[Dataset excerpts start]

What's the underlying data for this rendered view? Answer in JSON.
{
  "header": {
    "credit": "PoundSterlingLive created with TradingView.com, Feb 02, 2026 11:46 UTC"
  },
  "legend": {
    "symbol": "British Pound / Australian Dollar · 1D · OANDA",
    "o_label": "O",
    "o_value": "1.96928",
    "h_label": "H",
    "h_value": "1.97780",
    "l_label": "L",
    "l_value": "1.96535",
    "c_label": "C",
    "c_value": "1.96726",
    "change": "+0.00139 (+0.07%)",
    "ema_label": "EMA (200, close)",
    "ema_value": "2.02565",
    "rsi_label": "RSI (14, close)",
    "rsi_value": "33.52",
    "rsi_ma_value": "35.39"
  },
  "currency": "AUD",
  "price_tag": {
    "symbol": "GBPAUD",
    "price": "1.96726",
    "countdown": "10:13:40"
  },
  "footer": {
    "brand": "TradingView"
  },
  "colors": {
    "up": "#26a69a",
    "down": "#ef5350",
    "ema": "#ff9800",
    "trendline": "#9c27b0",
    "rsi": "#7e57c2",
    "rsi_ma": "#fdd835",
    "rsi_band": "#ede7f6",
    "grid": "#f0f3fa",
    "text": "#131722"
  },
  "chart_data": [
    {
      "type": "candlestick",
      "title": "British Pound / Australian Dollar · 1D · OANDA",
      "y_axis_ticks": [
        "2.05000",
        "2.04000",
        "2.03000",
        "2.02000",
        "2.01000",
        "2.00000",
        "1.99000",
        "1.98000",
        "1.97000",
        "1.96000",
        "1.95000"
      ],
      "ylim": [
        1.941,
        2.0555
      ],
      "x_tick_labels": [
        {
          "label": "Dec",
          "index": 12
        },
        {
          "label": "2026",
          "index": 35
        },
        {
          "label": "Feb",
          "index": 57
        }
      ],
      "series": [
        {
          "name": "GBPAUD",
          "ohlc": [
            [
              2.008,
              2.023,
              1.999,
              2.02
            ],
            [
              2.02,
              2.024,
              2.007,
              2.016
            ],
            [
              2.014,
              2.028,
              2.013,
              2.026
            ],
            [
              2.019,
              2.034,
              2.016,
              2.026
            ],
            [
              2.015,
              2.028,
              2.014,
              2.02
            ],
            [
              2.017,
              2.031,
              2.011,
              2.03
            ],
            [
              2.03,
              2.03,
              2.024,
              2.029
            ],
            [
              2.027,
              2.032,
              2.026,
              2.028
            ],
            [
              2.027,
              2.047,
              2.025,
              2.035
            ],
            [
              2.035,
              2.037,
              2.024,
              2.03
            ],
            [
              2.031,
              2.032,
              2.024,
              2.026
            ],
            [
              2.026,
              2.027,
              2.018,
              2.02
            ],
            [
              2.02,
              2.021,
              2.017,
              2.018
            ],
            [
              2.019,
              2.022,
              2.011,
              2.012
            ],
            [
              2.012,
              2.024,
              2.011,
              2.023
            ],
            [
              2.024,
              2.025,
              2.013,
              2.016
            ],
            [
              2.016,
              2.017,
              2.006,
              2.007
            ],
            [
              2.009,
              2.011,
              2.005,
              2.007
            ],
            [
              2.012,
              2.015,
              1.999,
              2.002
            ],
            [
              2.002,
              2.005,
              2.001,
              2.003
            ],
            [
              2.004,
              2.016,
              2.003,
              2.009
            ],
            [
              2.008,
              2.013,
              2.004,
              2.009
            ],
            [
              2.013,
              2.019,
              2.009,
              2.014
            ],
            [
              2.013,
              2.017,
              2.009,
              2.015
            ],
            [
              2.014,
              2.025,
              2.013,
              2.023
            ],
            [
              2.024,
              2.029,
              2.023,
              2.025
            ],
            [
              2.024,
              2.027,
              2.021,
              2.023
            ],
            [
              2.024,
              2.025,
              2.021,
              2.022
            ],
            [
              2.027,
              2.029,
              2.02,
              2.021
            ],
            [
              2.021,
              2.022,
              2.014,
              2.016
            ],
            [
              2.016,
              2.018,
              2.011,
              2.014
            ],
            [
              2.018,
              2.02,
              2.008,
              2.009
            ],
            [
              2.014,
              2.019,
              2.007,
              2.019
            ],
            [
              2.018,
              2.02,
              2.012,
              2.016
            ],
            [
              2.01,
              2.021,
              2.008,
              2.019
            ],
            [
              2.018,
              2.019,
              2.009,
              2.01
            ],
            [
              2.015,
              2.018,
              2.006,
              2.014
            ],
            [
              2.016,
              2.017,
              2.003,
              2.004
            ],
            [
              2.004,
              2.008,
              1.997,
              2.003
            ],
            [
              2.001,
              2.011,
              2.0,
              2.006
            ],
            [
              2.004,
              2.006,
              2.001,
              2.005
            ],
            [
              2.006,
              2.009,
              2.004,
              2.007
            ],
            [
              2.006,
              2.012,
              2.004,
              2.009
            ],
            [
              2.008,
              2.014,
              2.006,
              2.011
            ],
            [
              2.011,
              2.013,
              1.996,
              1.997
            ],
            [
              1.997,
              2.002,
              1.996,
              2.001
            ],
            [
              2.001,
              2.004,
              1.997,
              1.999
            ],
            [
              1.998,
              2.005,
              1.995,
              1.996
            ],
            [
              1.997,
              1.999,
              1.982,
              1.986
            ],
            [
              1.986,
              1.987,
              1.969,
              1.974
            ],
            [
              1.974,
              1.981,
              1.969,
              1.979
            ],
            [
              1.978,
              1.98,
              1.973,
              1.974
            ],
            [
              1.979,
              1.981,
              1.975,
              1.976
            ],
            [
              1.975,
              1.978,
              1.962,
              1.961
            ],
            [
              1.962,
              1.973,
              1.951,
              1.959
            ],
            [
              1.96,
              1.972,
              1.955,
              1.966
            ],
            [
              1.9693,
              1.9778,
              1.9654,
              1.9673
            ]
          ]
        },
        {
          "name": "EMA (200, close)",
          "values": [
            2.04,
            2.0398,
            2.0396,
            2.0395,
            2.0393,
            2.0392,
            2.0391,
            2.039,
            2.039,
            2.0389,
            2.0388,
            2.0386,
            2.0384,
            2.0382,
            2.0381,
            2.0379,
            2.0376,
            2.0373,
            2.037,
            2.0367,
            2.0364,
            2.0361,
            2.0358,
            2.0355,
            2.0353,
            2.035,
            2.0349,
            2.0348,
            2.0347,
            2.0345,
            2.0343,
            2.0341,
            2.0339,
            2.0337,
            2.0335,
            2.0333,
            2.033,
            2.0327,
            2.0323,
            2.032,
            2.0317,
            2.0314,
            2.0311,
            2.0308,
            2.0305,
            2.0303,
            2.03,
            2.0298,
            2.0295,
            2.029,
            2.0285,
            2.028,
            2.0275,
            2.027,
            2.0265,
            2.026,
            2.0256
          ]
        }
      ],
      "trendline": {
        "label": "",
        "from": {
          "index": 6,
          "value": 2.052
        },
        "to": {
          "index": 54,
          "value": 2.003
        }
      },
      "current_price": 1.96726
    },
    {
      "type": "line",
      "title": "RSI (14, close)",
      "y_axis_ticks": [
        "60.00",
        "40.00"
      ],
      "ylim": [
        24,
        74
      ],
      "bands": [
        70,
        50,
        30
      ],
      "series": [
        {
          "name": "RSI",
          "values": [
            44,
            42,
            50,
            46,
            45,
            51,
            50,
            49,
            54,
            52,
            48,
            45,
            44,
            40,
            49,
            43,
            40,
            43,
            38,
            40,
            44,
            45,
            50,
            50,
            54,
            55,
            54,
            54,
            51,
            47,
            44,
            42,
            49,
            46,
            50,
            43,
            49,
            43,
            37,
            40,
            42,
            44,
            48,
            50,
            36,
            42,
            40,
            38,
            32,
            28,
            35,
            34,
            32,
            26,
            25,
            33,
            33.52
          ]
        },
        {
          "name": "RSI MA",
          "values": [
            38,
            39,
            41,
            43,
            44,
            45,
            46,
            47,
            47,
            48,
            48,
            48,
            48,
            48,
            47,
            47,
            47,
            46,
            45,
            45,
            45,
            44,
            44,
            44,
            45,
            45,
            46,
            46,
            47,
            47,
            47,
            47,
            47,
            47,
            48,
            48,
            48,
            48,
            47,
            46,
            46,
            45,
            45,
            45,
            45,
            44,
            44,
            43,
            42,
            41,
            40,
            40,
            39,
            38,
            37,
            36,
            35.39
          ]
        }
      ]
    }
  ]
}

[Dataset excerpts end]

== Brief ==
Look through the data above. Copy every line with the string "close" in it.

== Response to the exercise ==
    "ema_label": "EMA (200, close)",
    "rsi_label": "RSI (14, close)",
          "name": "EMA (200, close)",
      "title": "RSI (14, close)",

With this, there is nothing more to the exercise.